── Data provided

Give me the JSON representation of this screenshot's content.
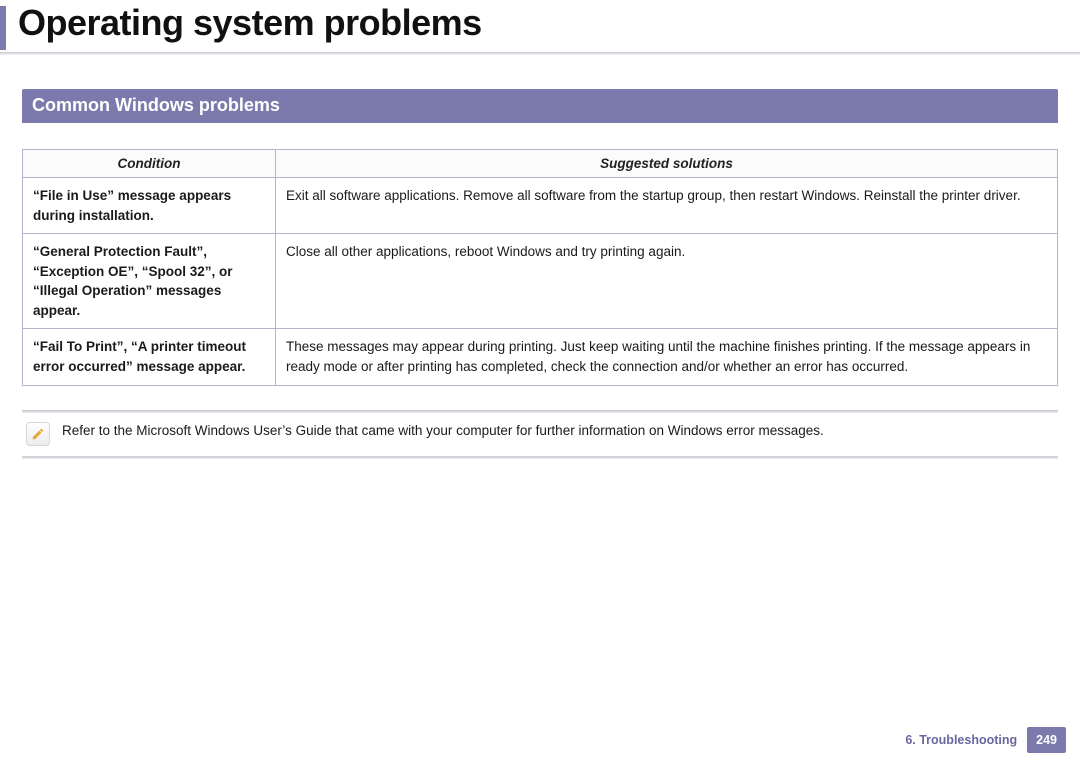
{
  "title": "Operating system problems",
  "section_heading": "Common Windows problems",
  "table": {
    "headers": {
      "condition": "Condition",
      "solution": "Suggested solutions"
    },
    "rows": [
      {
        "condition": "“File in Use” message appears during installation.",
        "solution": "Exit all software applications. Remove all software from the startup group, then restart Windows. Reinstall the printer driver."
      },
      {
        "condition": "“General Protection Fault”, “Exception OE”, “Spool 32”, or “Illegal Operation” messages appear.",
        "solution": "Close all other applications, reboot Windows and try printing again."
      },
      {
        "condition": "“Fail To Print”, “A printer timeout error occurred” message appear.",
        "solution": "These messages may appear during printing. Just keep waiting until the machine finishes printing. If the message appears in ready mode or after printing has completed, check the connection and/or whether an error has occurred."
      }
    ]
  },
  "note_text": "Refer to the Microsoft Windows User’s Guide that came with your computer for further information on Windows error messages.",
  "footer": {
    "chapter": "6.  Troubleshooting",
    "page": "249"
  }
}
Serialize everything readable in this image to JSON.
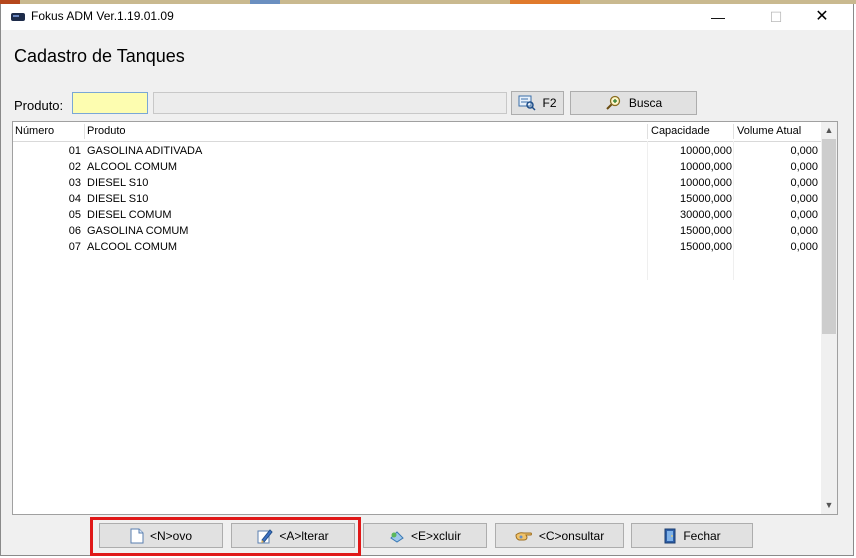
{
  "window": {
    "title": "Fokus ADM Ver.1.19.01.09",
    "minimize_glyph": "—",
    "maximize_glyph": "☐",
    "close_glyph": "✕"
  },
  "form": {
    "heading": "Cadastro de Tanques",
    "produto_label": "Produto:",
    "produto_value": "",
    "produto_desc": "",
    "f2_label": "F2",
    "busca_label": "Busca"
  },
  "grid": {
    "columns": [
      "Número",
      "Produto",
      "Capacidade",
      "Volume Atual"
    ],
    "rows": [
      {
        "numero": "01",
        "produto": "GASOLINA ADITIVADA",
        "capacidade": "10000,000",
        "volume": "0,000"
      },
      {
        "numero": "02",
        "produto": "ALCOOL COMUM",
        "capacidade": "10000,000",
        "volume": "0,000"
      },
      {
        "numero": "03",
        "produto": "DIESEL S10",
        "capacidade": "10000,000",
        "volume": "0,000"
      },
      {
        "numero": "04",
        "produto": "DIESEL S10",
        "capacidade": "15000,000",
        "volume": "0,000"
      },
      {
        "numero": "05",
        "produto": "DIESEL COMUM",
        "capacidade": "30000,000",
        "volume": "0,000"
      },
      {
        "numero": "06",
        "produto": "GASOLINA COMUM",
        "capacidade": "15000,000",
        "volume": "0,000"
      },
      {
        "numero": "07",
        "produto": "ALCOOL COMUM",
        "capacidade": "15000,000",
        "volume": "0,000"
      }
    ]
  },
  "buttons": {
    "novo": "<N>ovo",
    "alterar": "<A>lterar",
    "excluir": "<E>xcluir",
    "consultar": "<C>onsultar",
    "fechar": "Fechar"
  },
  "icons": {
    "app": "monitor-icon",
    "f2": "search-list-icon",
    "busca": "magnifier-plus-icon",
    "novo": "new-document-icon",
    "alterar": "pencil-edit-icon",
    "excluir": "delete-icon",
    "consultar": "hand-pointer-icon",
    "fechar": "door-exit-icon"
  },
  "colors": {
    "input_highlight": "#fdfdb0",
    "annotation_box": "#e01818"
  }
}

────

Say how many lines in the entries contain the string "fechar", and leave out everything else.

2